## DATA LISTING
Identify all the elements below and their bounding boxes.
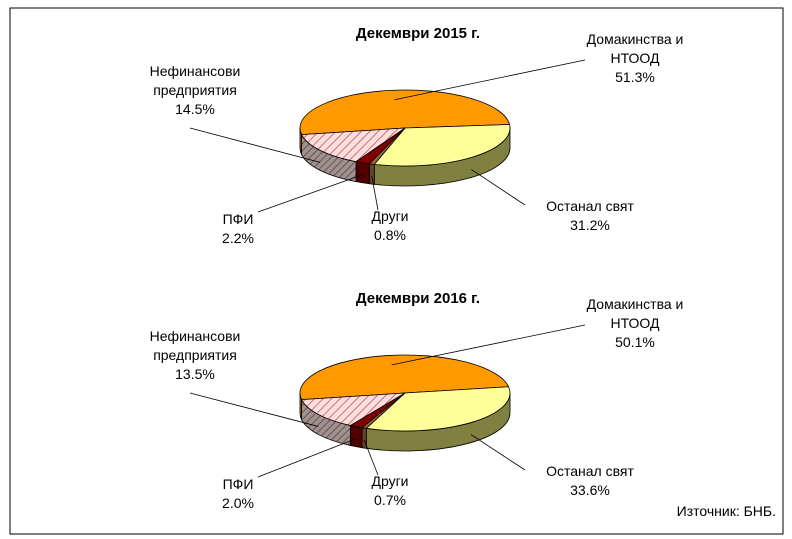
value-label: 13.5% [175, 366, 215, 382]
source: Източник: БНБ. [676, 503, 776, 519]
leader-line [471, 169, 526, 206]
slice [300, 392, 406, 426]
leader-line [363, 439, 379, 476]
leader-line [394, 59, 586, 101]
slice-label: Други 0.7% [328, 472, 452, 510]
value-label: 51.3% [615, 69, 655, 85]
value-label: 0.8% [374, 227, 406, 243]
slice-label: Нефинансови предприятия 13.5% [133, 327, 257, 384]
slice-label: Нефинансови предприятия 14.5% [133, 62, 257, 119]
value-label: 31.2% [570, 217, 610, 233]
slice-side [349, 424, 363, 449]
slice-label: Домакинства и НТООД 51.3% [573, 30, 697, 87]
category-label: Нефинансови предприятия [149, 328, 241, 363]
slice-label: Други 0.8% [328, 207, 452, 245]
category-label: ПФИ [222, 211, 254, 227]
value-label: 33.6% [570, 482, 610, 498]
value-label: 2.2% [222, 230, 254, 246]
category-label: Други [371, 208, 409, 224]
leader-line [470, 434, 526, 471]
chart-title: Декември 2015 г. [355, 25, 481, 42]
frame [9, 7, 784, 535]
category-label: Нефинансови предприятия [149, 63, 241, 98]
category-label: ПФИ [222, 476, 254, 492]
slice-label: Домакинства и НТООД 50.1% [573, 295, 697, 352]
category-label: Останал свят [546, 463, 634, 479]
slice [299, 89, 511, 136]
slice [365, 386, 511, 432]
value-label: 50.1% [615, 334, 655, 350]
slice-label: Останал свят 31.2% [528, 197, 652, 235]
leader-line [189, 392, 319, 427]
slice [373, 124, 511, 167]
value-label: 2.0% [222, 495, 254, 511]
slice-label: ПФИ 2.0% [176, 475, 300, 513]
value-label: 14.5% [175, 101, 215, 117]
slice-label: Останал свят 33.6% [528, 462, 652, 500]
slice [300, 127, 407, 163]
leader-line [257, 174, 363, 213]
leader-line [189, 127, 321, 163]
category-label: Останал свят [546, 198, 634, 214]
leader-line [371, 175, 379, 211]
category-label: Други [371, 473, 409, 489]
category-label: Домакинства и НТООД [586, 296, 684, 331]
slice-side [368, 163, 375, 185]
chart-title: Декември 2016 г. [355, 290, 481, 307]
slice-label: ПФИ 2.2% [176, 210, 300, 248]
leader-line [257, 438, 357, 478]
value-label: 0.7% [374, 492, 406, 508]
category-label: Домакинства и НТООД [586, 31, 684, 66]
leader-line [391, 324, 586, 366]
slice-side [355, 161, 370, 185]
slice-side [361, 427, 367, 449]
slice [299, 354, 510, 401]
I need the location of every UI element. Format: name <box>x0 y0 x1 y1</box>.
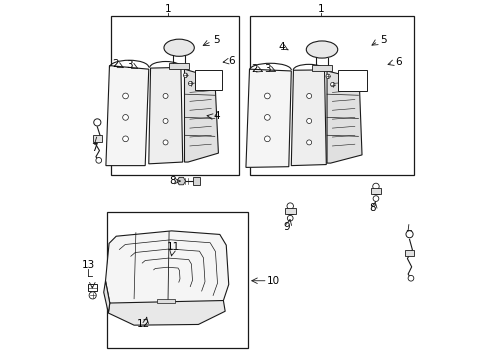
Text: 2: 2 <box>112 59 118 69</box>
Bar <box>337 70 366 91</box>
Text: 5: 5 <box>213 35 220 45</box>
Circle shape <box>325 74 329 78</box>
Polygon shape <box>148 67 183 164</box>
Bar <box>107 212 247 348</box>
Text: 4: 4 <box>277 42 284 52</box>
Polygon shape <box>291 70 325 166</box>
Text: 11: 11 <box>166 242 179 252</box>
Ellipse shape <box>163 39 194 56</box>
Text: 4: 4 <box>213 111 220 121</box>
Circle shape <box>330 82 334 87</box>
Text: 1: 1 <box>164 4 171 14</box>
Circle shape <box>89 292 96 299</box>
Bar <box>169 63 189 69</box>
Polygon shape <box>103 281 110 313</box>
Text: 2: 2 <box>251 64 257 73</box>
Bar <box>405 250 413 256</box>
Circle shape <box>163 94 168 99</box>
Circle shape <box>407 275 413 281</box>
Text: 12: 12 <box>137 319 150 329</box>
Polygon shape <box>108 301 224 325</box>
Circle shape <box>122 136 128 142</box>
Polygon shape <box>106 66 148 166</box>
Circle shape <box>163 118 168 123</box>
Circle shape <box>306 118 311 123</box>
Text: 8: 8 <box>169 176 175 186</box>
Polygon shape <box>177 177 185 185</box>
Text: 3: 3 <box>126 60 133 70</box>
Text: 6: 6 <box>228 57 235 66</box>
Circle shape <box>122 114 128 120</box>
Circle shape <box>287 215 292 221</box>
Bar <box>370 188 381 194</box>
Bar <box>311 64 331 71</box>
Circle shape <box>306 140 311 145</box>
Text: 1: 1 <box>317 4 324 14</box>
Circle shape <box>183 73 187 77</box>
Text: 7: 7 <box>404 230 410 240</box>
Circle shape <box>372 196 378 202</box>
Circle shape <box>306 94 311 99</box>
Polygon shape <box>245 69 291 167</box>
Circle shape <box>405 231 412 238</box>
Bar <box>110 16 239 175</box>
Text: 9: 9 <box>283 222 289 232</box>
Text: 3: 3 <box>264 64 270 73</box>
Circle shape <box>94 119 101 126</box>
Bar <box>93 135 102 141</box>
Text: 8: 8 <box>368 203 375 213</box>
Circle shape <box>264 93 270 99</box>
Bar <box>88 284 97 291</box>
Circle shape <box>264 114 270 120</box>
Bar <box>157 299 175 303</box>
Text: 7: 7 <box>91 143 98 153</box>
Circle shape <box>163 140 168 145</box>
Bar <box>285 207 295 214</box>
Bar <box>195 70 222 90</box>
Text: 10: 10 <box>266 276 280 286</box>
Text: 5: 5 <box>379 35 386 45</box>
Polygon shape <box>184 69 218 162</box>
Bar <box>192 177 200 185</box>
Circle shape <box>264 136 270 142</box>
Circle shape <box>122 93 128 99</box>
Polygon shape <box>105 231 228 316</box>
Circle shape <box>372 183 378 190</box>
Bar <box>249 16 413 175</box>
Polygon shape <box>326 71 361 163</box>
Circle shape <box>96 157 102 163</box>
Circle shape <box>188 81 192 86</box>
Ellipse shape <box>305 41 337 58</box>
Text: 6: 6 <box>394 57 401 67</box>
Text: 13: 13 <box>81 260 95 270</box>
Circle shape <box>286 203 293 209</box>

## EXERCISE REQUIREMENTS
Could you rewrite the lines of all the items above as one numbered list, skipping any blank lines and leaving the pictures out?

## RESPONSE TO THE TASK
1. Identify all the elements below and their bounding boxes.
2. value-label: 13.5% [175, 366, 215, 382]
3. source: Източник: БНБ. [676, 503, 776, 519]
4. leader-line [471, 169, 526, 206]
5. slice [300, 392, 406, 426]
6. leader-line [363, 439, 379, 476]
7. leader-line [394, 59, 586, 101]
8. slice-label: Други 0.7% [328, 472, 452, 510]
9. value-label: 51.3% [615, 69, 655, 85]
10. value-label: 0.8% [374, 227, 406, 243]
11. slice-label: Нефинансови предприятия 13.5% [133, 327, 257, 384]
12. slice-label: Нефинансови предприятия 14.5% [133, 62, 257, 119]
13. value-label: 31.2% [570, 217, 610, 233]
14. slice-side [349, 424, 363, 449]
15. slice-label: Домакинства и НТООД 51.3% [573, 30, 697, 87]
16. category-label: Нефинансови предприятия [149, 328, 241, 363]
17. slice-label: Други 0.8% [328, 207, 452, 245]
18. category-label: ПФИ [222, 211, 254, 227]
19. value-label: 33.6% [570, 482, 610, 498]
20. value-label: 2.2% [222, 230, 254, 246]
21. category-label: Други [371, 208, 409, 224]
22. leader-line [470, 434, 526, 471]
23. chart-title: Декември 2015 г. [355, 25, 481, 42]
24. frame [9, 7, 784, 535]
25. category-label: Нефинансови предприятия [149, 63, 241, 98]
26. category-label: ПФИ [222, 476, 254, 492]
27. slice-label: Домакинства и НТООД 50.1% [573, 295, 697, 352]
28. category-label: Останал свят [546, 463, 634, 479]
29. slice [299, 89, 511, 136]
30. slice [365, 386, 511, 432]
31. value-label: 50.1% [615, 334, 655, 350]
32. slice-label: Останал свят 31.2% [528, 197, 652, 235]
33. leader-line [189, 392, 319, 427]
34. slice [373, 124, 511, 167]
35. value-label: 2.0% [222, 495, 254, 511]
36. slice-label: ПФИ 2.0% [176, 475, 300, 513]
37. value-label: 14.5% [175, 101, 215, 117]
38. slice-label: Останал свят 33.6% [528, 462, 652, 500]
39. slice [300, 127, 407, 163]
40. leader-line [257, 174, 363, 213]
41. leader-line [189, 127, 321, 163]
42. category-label: Останал свят [546, 198, 634, 214]
43. leader-line [371, 175, 379, 211]
44. category-label: Други [371, 473, 409, 489]
45. category-label: Домакинства и НТООД [586, 296, 684, 331]
46. slice-side [368, 163, 375, 185]
47. chart-title: Декември 2016 г. [355, 290, 481, 307]
48. slice-label: ПФИ 2.2% [176, 210, 300, 248]
49. leader-line [257, 438, 357, 478]
50. value-label: 0.7% [374, 492, 406, 508]
51. category-label: Домакинства и НТООД [586, 31, 684, 66]
52. leader-line [391, 324, 586, 366]
53. slice-side [355, 161, 370, 185]
54. slice-side [361, 427, 367, 449]
55. slice [299, 354, 510, 401]
56. I need the location of every UI element. Format: name <box>x0 y0 x1 y1</box>.
57. Text: 2: 2 <box>112 59 118 69</box>
58. Bar <box>337 70 366 91</box>
59. Text: 5: 5 <box>213 35 220 45</box>
60. Circle shape <box>325 74 329 78</box>
61. Polygon shape <box>148 67 183 164</box>
62. Bar <box>107 212 247 348</box>
63. Text: 4: 4 <box>277 42 284 52</box>
64. Polygon shape <box>291 70 325 166</box>
65. Text: 11: 11 <box>166 242 179 252</box>
66. Ellipse shape <box>163 39 194 56</box>
67. Text: 4: 4 <box>213 111 220 121</box>
68. Circle shape <box>330 82 334 87</box>
69. Text: 1: 1 <box>164 4 171 14</box>
70. Circle shape <box>89 292 96 299</box>
71. Bar <box>169 63 189 69</box>
72. Polygon shape <box>103 281 110 313</box>
73. Text: 2: 2 <box>251 64 257 73</box>
74. Bar <box>405 250 413 256</box>
75. Circle shape <box>163 94 168 99</box>
76. Circle shape <box>407 275 413 281</box>
77. Text: 12: 12 <box>137 319 150 329</box>
78. Polygon shape <box>108 301 224 325</box>
79. Circle shape <box>122 136 128 142</box>
80. Polygon shape <box>106 66 148 166</box>
81. Circle shape <box>163 118 168 123</box>
82. Circle shape <box>306 118 311 123</box>
83. Text: 8: 8 <box>169 176 175 186</box>
84. Polygon shape <box>177 177 185 185</box>
85. Text: 3: 3 <box>126 60 133 70</box>
86. Text: 6: 6 <box>228 57 235 66</box>
87. Circle shape <box>122 114 128 120</box>
88. Circle shape <box>287 215 292 221</box>
89. Bar <box>370 188 381 194</box>
90. Bar <box>311 64 331 71</box>
91. Circle shape <box>306 140 311 145</box>
92. Text: 1: 1 <box>317 4 324 14</box>
93. Circle shape <box>183 73 187 77</box>
94. Text: 7: 7 <box>404 230 410 240</box>
95. Circle shape <box>372 196 378 202</box>
96. Circle shape <box>306 94 311 99</box>
97. Polygon shape <box>245 69 291 167</box>
98. Circle shape <box>405 231 412 238</box>
99. Bar <box>110 16 239 175</box>
100. Text: 9: 9 <box>283 222 289 232</box>
101. Text: 3: 3 <box>264 64 270 73</box>
102. Circle shape <box>94 119 101 126</box>
103. Bar <box>93 135 102 141</box>
104. Text: 8: 8 <box>368 203 375 213</box>
105. Circle shape <box>264 93 270 99</box>
106. Bar <box>88 284 97 291</box>
107. Circle shape <box>264 114 270 120</box>
108. Bar <box>157 299 175 303</box>
109. Text: 7: 7 <box>91 143 98 153</box>
110. Circle shape <box>163 140 168 145</box>
111. Bar <box>285 207 295 214</box>
112. Bar <box>195 70 222 90</box>
113. Text: 10: 10 <box>266 276 280 286</box>
114. Text: 5: 5 <box>379 35 386 45</box>
115. Polygon shape <box>184 69 218 162</box>
116. Bar <box>192 177 200 185</box>
117. Circle shape <box>264 136 270 142</box>
118. Circle shape <box>122 93 128 99</box>
119. Polygon shape <box>105 231 228 316</box>
120. Circle shape <box>372 183 378 190</box>
121. Bar <box>249 16 413 175</box>
122. Polygon shape <box>326 71 361 163</box>
123. Circle shape <box>96 157 102 163</box>
124. Circle shape <box>188 81 192 86</box>
125. Ellipse shape <box>305 41 337 58</box>
126. Text: 6: 6 <box>394 57 401 67</box>
127. Text: 13: 13 <box>81 260 95 270</box>
128. Circle shape <box>286 203 293 209</box>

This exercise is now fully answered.